What to work on: Below are the records; collect from them each line containing the string "this".

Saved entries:

___

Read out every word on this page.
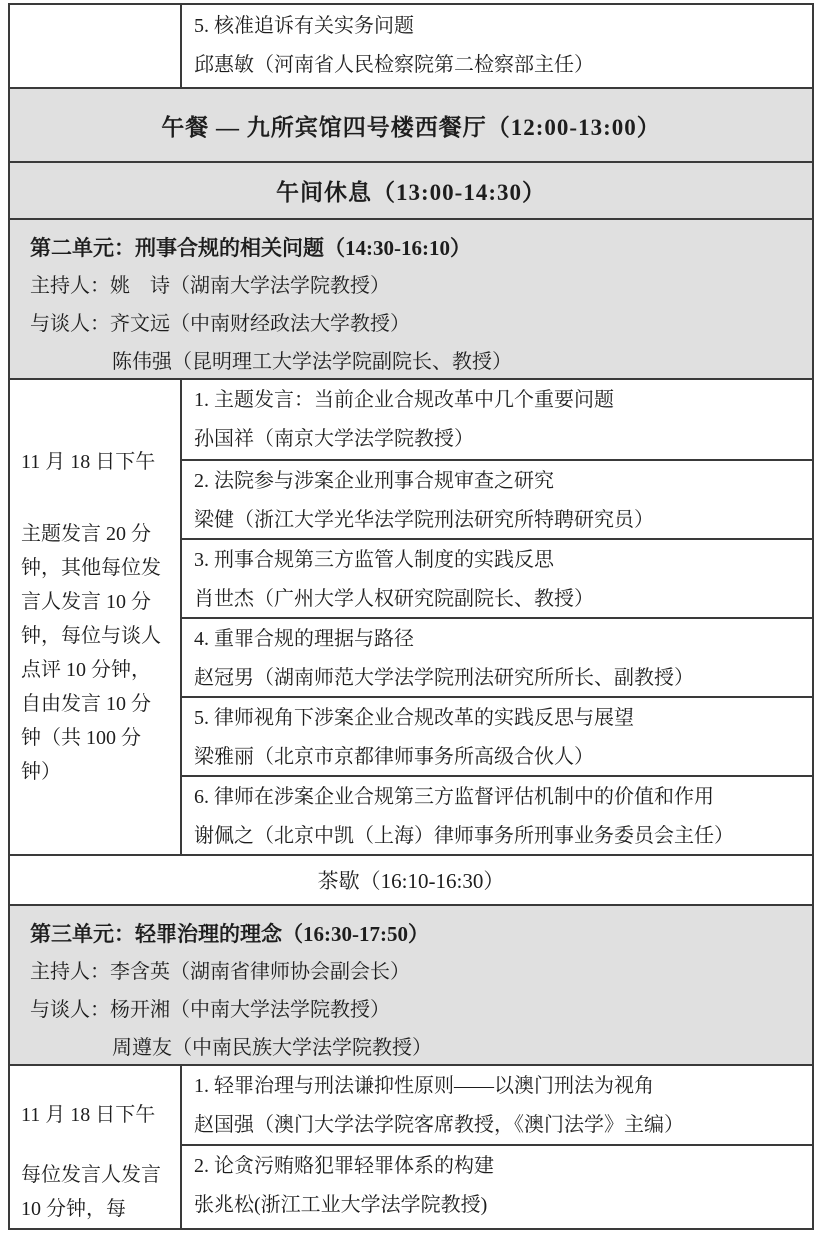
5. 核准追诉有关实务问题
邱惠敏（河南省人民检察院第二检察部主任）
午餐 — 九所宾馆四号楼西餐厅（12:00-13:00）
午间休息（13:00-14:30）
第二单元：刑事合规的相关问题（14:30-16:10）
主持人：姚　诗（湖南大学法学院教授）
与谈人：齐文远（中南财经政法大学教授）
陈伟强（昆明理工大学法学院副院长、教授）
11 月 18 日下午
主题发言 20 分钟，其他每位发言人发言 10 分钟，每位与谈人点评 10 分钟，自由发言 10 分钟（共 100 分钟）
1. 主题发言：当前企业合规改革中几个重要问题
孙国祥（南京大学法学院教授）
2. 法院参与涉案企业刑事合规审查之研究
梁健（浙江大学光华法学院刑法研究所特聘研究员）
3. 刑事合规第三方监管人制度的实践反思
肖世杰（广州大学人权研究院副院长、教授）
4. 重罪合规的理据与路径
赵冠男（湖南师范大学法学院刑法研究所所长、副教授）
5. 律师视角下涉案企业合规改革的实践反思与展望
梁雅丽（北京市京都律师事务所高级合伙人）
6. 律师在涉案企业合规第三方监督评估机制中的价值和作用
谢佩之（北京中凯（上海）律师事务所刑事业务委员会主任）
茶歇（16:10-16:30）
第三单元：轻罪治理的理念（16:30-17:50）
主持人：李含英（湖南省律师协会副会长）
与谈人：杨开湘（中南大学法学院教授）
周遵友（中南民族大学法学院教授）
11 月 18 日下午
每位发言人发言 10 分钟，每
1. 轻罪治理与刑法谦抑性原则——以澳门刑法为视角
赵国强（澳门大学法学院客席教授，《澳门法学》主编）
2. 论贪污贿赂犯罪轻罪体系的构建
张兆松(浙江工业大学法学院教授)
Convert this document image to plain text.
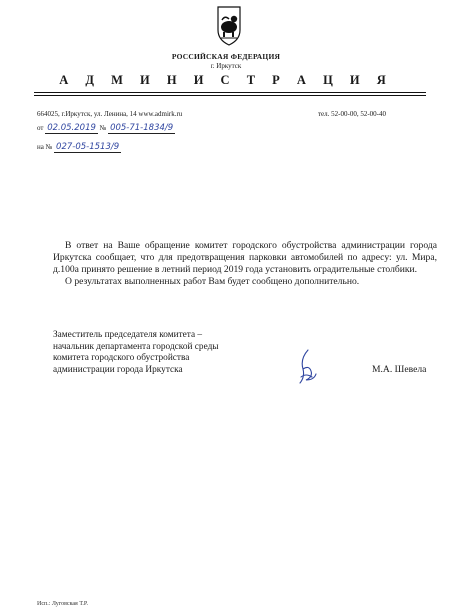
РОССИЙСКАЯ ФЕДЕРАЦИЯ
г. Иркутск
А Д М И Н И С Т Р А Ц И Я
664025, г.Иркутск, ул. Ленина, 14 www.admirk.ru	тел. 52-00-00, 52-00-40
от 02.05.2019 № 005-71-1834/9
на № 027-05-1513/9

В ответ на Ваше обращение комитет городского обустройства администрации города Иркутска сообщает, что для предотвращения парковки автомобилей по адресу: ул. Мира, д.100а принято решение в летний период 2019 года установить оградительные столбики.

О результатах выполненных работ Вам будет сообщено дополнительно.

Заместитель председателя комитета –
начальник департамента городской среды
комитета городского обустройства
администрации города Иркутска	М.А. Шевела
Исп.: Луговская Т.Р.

___

Task answer:
Read out every word on this page.
Convert this document image to plain text.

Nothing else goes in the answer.